• **課題の説明**: 下にある食中毒についての本文によると、飲食店では石鹸で洗うだけでは不十分とされていますが、少なくとも何が必須とされていますか。答えてください。

• **本文**:
10月も半ばを過ぎると、朝晩は肌寒さを感じる程涼しくなってきましたが、
安心して料理したものや生ものを長時間放置しておくと、食中毒の危険があるので要注意。
運動会の季節に食中毒の事故が増えるのも、この時期気温が20度程度まで下がることが原因のようです。感覚的には涼しくても、調理済みの食べ物や生ものなど大腸菌等の細菌が活性化するには十分です。
家庭で作った手作り弁当より、段ボール箱で届けられてからまとめて積んでお昼まで置いてある仕出し弁当の方が、保冷や保温状態が不十分であることが多いので食中毒も起こりやすいと思われます。
微量でも調理をする人の手や、まな板の洗浄不足から大腸菌等が増殖することもありますので、飲食店などでは石鹸で洗うだけでは不十分で、少なくともアルコール消毒は必須です。
ところが、意外とこれらが守られていなので、食中毒事故が起きてしまうのです。
しかも、調理で温めた料理が冷める前に、弁当箱に詰めたりラップで包まれたりした上に常温で長時間放置したら、バイ菌に“どうぞ繁殖してください!”とお願いしているようなものですから。
刺身や生魚をまな板の上に長時間置いておくのも、まな板に残っている細菌がくっつく危険性が高くなるので注意が必要です。
煮物など調理済みでも、鍋に入れたまま日中置いておくと、カビが発生することも珍しくありません。
また、仕出し弁当やおすし屋さん等で食中毒が起きる原因の一つに、使用している水の問題もあります。
大量に流水を使うために水道水では使用料が高いからと、水道料金がかからない(下水道料金はかかるところもあります)地下水を利用するところもあるのですが、滅菌処理が充分でないと、塩素処理されている水道水より何倍もの速さで細菌繁殖が起きるのです。
まな板・包丁・ふきん等に細菌が付いてしまうと、調理したもの触ったもの全てにこすり付けているようなものですから、防ぎようがありません。
食べ物が腐ったり傷んだりすれば、見た目や臭いで気が付くかもしれませんが、病原性大腸菌O157などでは気づかないこともあります。
お弁当などを提供する側も、生産・製造だけでなく販売だけのお店でも、万一の事故のために生産物賠償責任保険に加入することをおススメします。
被害者は、食品等を生産・製造したところだけでなく、販売者に損害賠償請求をすることが可能ですから、念のため。

• **利用できるデータ**:
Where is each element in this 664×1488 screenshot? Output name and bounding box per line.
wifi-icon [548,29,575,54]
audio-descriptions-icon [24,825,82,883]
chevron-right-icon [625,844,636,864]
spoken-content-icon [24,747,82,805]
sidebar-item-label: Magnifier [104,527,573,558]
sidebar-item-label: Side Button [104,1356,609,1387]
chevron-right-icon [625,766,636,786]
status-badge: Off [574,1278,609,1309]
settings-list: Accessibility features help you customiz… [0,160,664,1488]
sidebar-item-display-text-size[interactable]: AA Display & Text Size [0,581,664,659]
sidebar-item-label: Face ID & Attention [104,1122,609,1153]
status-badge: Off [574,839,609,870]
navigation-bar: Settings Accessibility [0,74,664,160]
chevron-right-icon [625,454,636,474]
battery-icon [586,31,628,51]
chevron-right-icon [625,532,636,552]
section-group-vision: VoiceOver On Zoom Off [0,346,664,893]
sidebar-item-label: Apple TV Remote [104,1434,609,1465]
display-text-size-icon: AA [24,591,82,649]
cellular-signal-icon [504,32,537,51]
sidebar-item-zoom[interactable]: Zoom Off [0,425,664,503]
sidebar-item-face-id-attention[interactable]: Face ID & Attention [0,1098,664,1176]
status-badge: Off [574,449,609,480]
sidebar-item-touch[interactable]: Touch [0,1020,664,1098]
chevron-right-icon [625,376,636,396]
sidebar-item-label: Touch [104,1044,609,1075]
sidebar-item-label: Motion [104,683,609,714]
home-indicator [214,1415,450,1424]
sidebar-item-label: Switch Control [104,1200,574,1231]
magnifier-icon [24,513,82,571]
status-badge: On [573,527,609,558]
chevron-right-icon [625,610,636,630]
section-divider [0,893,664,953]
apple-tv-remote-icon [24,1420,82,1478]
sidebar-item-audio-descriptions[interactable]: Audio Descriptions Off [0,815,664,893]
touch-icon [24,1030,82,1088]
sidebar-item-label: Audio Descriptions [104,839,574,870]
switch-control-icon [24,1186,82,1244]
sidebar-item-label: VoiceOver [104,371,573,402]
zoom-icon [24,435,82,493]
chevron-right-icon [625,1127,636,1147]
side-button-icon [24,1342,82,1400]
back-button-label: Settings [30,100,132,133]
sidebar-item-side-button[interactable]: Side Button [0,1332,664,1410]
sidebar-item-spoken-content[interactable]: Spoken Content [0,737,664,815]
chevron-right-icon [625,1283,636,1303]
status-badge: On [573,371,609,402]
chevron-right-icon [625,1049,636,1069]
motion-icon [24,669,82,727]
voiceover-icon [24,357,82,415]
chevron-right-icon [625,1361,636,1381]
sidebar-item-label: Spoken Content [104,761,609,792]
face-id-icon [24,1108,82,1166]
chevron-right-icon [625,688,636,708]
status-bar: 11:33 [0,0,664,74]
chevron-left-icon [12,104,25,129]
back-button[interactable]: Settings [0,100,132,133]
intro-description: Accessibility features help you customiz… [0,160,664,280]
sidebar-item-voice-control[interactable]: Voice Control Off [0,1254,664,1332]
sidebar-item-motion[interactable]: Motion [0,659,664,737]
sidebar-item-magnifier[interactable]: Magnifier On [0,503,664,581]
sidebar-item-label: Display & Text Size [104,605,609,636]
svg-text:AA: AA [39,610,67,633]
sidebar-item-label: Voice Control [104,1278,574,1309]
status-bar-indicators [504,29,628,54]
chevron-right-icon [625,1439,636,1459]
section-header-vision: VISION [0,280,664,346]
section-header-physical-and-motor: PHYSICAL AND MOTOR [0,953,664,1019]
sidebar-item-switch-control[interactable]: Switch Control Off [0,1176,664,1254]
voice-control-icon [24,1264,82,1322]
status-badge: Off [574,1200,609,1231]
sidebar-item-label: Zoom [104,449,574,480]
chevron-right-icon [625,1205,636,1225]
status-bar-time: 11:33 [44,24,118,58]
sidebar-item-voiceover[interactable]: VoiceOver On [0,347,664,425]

• **解答**: アルコール消毒です。